### Data items

--- --- ---

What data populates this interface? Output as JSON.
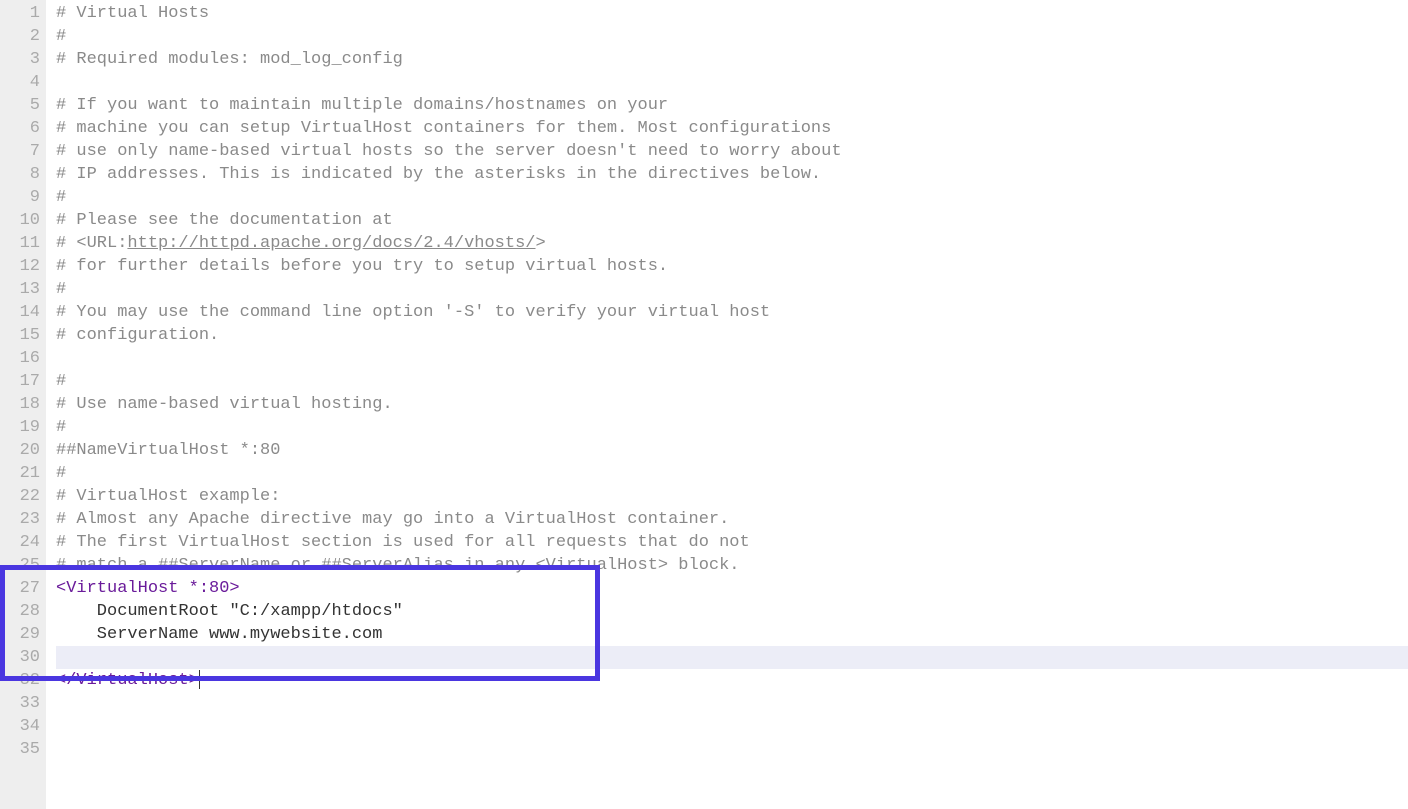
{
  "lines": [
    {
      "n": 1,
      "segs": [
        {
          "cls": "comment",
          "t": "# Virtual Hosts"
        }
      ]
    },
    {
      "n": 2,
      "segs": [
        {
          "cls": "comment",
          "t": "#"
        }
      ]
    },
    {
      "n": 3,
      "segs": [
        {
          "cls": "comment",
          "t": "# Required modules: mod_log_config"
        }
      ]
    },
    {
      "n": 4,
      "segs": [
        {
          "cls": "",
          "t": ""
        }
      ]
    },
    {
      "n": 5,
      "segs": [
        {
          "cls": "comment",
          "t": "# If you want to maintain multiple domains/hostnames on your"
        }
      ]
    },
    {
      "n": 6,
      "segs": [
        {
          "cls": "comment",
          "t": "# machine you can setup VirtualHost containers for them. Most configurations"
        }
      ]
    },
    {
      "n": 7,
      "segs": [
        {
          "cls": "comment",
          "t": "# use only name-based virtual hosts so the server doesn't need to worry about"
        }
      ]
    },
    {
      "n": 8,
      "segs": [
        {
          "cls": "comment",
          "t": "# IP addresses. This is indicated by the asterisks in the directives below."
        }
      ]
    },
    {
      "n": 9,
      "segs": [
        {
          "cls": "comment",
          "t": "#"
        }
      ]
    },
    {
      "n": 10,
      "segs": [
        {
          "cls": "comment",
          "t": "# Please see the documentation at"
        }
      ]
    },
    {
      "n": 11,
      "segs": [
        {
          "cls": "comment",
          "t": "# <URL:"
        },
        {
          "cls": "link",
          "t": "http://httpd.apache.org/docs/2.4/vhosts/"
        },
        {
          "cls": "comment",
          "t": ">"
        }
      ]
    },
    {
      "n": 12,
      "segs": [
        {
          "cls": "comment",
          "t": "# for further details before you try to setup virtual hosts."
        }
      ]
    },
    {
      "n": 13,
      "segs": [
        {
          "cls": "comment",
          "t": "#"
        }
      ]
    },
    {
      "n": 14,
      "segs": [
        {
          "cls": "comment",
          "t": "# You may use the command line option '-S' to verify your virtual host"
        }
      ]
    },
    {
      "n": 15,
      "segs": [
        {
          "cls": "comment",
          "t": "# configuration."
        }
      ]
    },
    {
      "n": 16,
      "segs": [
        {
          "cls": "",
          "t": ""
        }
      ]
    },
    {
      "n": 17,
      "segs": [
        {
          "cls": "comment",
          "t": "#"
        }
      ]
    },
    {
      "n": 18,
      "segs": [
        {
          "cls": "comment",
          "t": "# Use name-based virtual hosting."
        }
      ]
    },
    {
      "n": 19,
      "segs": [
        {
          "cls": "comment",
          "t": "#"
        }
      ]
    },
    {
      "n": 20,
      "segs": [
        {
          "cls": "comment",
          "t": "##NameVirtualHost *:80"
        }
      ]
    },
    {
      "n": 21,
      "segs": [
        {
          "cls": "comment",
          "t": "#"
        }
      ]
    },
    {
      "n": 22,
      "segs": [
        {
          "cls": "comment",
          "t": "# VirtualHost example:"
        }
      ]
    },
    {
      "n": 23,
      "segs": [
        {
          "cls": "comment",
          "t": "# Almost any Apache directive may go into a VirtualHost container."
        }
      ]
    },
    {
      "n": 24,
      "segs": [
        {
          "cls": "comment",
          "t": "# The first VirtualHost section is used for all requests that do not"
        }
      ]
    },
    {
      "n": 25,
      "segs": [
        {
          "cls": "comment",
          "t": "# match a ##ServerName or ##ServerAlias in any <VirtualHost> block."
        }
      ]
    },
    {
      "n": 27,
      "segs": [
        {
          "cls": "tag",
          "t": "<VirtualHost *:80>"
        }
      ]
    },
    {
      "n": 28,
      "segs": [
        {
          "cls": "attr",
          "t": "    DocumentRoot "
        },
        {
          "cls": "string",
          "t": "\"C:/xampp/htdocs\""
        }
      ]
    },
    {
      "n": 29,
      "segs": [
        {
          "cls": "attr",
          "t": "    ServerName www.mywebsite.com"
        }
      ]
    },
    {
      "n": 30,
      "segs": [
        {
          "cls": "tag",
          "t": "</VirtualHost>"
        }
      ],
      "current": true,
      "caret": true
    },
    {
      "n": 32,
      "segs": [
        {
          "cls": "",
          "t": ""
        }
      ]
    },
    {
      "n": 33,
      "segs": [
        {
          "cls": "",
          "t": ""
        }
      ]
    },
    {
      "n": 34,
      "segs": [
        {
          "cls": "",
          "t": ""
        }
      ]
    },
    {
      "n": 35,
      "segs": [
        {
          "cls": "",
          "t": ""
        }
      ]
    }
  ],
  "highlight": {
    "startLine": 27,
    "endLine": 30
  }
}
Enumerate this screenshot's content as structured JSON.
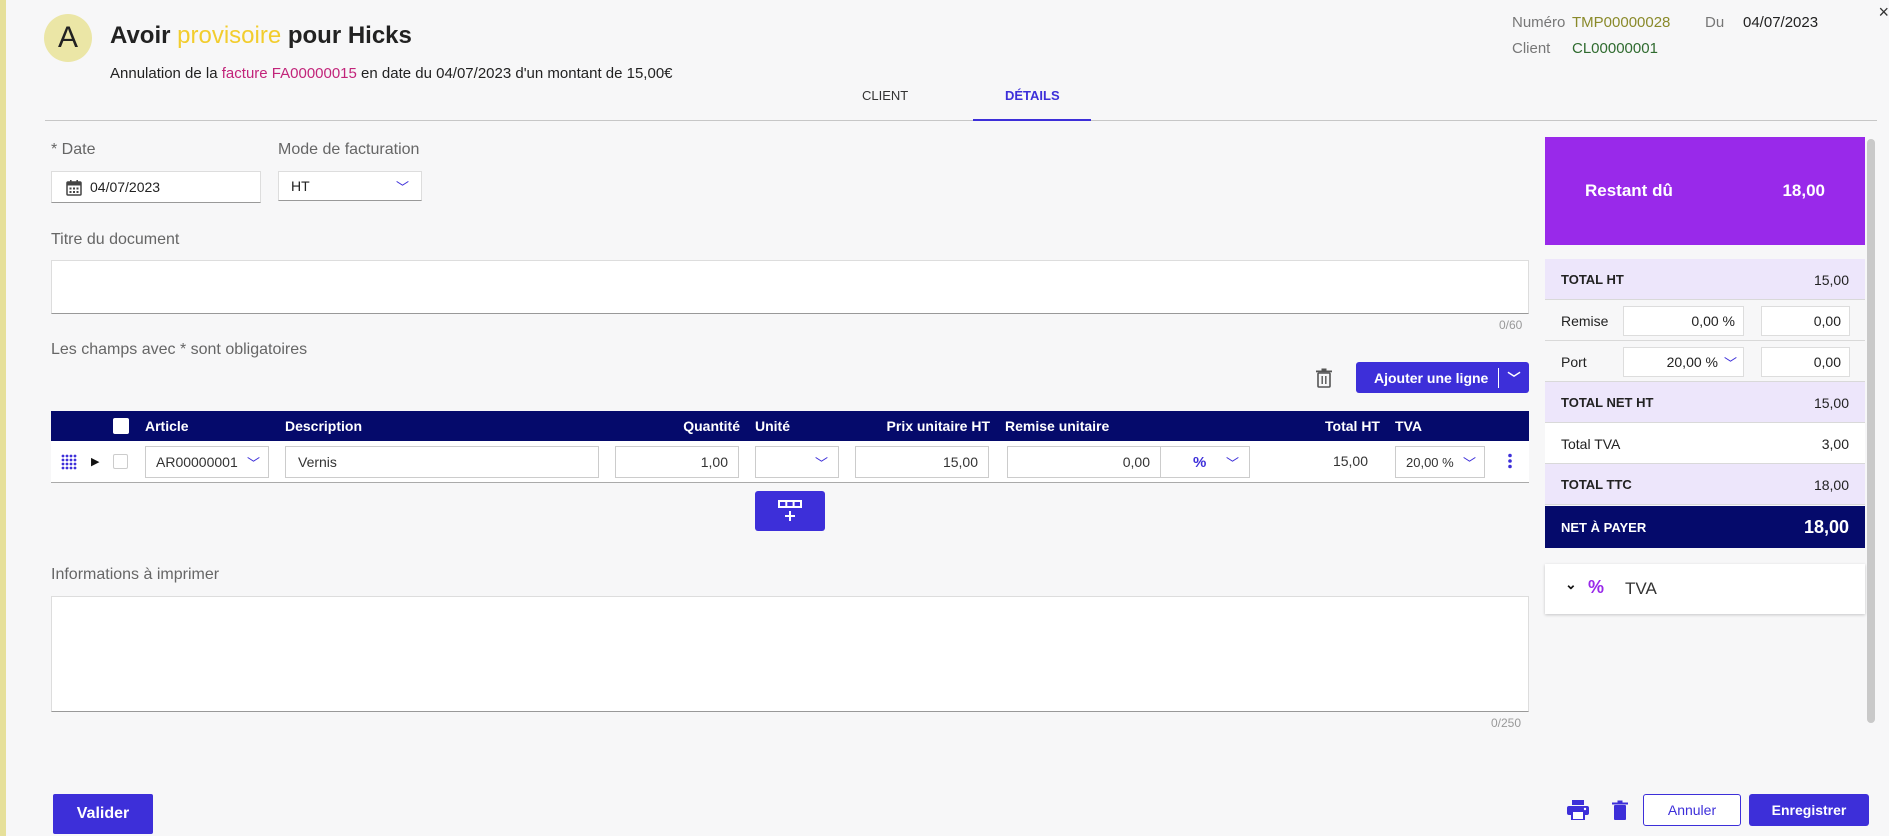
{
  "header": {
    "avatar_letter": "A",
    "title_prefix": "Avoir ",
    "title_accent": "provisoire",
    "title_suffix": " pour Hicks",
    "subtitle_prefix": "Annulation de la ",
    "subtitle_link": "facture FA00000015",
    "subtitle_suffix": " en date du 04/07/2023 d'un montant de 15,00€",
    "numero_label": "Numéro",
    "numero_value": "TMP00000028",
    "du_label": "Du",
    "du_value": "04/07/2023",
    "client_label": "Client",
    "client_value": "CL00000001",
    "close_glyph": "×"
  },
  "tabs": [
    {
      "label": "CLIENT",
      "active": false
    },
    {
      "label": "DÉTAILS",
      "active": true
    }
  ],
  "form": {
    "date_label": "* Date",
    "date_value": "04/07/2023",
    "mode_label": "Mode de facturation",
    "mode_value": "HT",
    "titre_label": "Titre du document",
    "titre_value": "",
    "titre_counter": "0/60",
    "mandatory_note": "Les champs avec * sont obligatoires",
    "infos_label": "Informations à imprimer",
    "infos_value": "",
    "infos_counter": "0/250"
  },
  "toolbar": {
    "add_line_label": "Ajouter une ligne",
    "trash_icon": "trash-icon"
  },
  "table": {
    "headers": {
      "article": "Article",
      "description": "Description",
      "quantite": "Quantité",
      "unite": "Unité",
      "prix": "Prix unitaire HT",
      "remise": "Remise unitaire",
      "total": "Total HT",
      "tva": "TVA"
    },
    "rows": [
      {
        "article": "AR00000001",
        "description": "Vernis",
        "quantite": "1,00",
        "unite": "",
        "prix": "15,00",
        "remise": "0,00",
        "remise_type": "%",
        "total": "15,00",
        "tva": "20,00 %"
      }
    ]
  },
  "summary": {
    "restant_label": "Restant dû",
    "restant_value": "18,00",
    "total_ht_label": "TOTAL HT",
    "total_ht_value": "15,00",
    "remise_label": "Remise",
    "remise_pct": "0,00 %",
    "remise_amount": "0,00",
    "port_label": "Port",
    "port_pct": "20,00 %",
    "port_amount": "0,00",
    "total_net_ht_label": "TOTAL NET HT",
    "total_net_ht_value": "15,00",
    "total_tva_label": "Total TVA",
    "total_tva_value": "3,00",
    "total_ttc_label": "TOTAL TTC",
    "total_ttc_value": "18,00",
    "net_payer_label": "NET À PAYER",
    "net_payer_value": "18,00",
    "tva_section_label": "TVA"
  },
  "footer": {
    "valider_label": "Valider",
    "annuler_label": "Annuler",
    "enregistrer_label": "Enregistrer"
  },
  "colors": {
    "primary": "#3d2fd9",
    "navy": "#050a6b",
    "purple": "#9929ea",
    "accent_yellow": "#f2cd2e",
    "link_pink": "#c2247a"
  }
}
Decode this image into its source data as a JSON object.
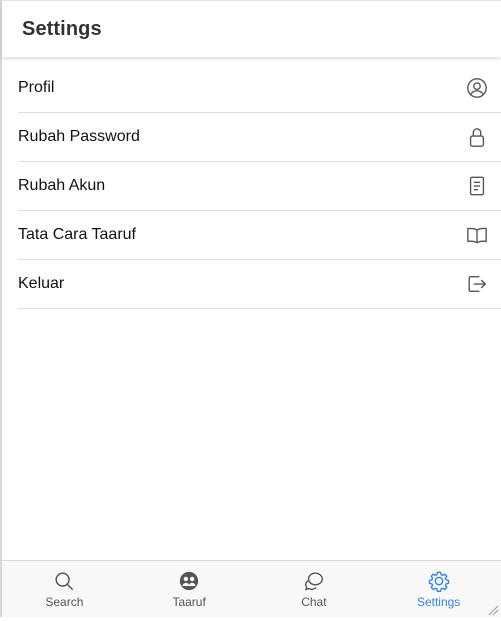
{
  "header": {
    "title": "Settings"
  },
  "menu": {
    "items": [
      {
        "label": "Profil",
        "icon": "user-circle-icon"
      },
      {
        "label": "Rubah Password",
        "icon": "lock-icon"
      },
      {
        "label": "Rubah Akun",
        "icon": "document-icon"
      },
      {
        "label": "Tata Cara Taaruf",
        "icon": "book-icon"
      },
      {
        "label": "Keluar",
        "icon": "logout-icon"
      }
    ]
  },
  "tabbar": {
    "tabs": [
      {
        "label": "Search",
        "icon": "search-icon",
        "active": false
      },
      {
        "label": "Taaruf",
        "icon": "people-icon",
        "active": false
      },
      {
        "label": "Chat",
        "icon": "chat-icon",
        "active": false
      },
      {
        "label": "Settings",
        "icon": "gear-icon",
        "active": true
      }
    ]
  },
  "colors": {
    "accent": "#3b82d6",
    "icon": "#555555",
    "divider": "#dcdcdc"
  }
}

--- --- ---

Check each line of the records for the word "your", and show the lines that contain it.

          "t": "# If you want to maintain multiple domains/hostnames on your"
          "t": "# You may use the command line option '-S' to verify your virtual host"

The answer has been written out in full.